**TASKS TO CARRY OUT**
**1)** Decide whether each statement below agrees with the setup instructions: (a) the environment to activate is called medtranslate-dali; (b) the seed lexicon is generated from the output of fast-align; (c) the back-translation step converts an isiXhosa corpus into English. Answer yes or no for each, quoting the deciding words.
**2)** According to the setup instructions, which paper's work does the honours project adapt?
**3)** Write the next part of the setup instructions, picking up after their final step.

**QUOTED PASSAGE**
This honours project adapts the work done by Hu et al. in the paper Domain Adaptation of Neural Machine Translation by Lexicon Induction.
To create an Anaconda environment with all the necessary dependencies run the following command:
conda env create -f environment.yml
Then activate the environment using:
conda activate medtranslate-dali
- Run fast-align on the large general domain parallel corpus of data following the instructions in the fast-align repository.
- Using the output from fast-align, generate the seed lexicon using
build_lexicon.pyby running a command such as the following:
python build_lexicon.py \
--train_data corpus.txt \
--aligned_file corpus.fwd_align \
--output_file lexicon.txt
- Add the small in-domain lexicon to the seed lexicon to get the final in-domain bilingual lexicon.
- Using the word-for-word back-translation script in the DALI repository, back-translate your English in-domain corpus of data into isiXhosa.

**ENTRIES SHOWN**
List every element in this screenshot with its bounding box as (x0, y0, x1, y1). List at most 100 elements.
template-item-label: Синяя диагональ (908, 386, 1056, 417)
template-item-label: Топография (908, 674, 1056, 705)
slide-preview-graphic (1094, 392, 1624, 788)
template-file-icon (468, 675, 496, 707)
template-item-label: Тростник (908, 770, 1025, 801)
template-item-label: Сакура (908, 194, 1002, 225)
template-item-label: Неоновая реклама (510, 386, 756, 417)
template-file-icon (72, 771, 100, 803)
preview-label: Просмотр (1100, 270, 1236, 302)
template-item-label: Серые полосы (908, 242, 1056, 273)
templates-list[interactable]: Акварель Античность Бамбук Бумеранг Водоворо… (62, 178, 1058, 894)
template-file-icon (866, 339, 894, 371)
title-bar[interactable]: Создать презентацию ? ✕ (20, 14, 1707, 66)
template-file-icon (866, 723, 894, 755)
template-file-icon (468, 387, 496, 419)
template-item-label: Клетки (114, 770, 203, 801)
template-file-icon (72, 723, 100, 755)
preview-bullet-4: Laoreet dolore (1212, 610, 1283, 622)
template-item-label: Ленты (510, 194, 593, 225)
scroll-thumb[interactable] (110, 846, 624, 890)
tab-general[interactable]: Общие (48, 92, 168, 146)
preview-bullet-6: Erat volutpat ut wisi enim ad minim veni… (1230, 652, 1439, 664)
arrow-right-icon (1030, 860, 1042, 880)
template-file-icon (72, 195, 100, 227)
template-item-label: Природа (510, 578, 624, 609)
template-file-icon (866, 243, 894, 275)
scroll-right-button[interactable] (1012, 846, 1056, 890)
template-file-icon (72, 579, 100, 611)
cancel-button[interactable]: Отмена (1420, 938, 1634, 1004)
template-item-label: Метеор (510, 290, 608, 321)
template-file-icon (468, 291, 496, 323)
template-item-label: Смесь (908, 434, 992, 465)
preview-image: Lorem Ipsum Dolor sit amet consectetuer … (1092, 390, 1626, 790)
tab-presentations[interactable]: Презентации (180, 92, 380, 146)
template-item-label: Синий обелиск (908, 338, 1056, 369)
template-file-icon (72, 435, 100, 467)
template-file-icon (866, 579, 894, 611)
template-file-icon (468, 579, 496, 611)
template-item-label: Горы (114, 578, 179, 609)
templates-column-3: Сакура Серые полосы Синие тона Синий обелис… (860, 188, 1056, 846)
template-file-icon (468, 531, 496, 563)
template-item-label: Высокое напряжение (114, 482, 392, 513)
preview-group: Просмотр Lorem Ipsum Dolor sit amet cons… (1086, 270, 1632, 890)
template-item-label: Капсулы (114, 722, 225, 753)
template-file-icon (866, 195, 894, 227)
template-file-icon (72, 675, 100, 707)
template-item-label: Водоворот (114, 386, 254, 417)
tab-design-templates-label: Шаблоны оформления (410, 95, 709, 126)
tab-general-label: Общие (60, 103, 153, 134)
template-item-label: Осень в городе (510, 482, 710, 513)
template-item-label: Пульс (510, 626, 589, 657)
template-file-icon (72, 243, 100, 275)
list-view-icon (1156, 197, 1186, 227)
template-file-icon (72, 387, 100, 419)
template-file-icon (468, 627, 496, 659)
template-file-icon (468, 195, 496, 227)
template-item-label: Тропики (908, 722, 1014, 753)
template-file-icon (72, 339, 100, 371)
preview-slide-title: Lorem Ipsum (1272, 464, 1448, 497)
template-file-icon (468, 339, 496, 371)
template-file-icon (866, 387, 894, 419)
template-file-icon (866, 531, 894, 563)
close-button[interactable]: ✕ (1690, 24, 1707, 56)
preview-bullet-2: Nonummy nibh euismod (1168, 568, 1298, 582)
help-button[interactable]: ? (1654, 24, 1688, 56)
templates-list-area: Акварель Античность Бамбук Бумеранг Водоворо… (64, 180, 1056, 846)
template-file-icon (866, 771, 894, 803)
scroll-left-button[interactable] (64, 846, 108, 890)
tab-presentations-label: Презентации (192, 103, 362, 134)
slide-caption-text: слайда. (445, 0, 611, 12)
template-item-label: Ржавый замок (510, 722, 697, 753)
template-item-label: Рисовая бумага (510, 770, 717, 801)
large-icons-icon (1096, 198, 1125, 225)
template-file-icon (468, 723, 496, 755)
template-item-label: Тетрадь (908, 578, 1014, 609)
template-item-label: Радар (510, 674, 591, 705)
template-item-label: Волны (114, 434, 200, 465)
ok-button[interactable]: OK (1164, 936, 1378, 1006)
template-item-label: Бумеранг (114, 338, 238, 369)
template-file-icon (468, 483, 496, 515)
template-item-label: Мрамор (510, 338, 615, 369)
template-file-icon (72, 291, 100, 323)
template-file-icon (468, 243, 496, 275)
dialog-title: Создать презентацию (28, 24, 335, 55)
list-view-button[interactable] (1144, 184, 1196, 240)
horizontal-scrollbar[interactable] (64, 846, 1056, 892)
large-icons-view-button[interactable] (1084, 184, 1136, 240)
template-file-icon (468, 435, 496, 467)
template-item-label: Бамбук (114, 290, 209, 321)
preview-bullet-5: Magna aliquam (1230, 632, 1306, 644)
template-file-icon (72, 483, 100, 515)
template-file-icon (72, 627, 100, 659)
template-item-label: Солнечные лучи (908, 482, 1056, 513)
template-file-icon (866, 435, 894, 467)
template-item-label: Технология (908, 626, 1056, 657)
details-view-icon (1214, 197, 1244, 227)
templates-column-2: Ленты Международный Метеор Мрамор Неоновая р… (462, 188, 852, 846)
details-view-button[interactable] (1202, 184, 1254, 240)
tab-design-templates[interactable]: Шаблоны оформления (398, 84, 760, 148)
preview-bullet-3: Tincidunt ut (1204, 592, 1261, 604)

**THE RESULTS**
**1)**
(a) Yes: "conda activate medtranslate-dali"
(b) Yes: "Using the output from fast-align, generate the seed lexicon"
(c) No: "back-translate your English in-domain corpus of data into isiXhosa"

**2)** Domain Adaptation of Neural Machine Translation by Lexicon Induction, by Hu et al.

**3)**
python wfw_backtranslation.py \
--lexicon_infile lexicon.txt \
--tgt_infile monolingual_corpus.en \
--src_outfile synthetic_corpus.xh
- Choose a translation direction to train models in and run the bash script for that direction to initiate a hyperparameter sweep
- Alternatively use the training python script to train a single model at a time, for example:
python train_en_to_xh.py \
--base_model_path nllb-200/ \
--data_dir data-bin/ \
--output_dir finetuned_models/ \
--learning_rate 5e-6 \
--batch_size 4 \
--num_epochs 5 \
--gradient_accumulation_steps 8 \
--warmup_ratio 0.1 \
--weight_decay 0.01 \
--label_smoothing 0.1
If the hyperparameter sweep was run, then the script eng_to_xho_eval.sh / xho_to_eng_eval.sh can be run to evaluate all of the models. To evaluate an individual model:
- Generate translations of the evaluation set using the model:
python generate_translations.py \
--model_path finetuned_models/model1 \
--source_file dev.en \
--output_file model1_predictions.xh \
--source_lang "eng_Latn" \
--target_lang "xho_Latn"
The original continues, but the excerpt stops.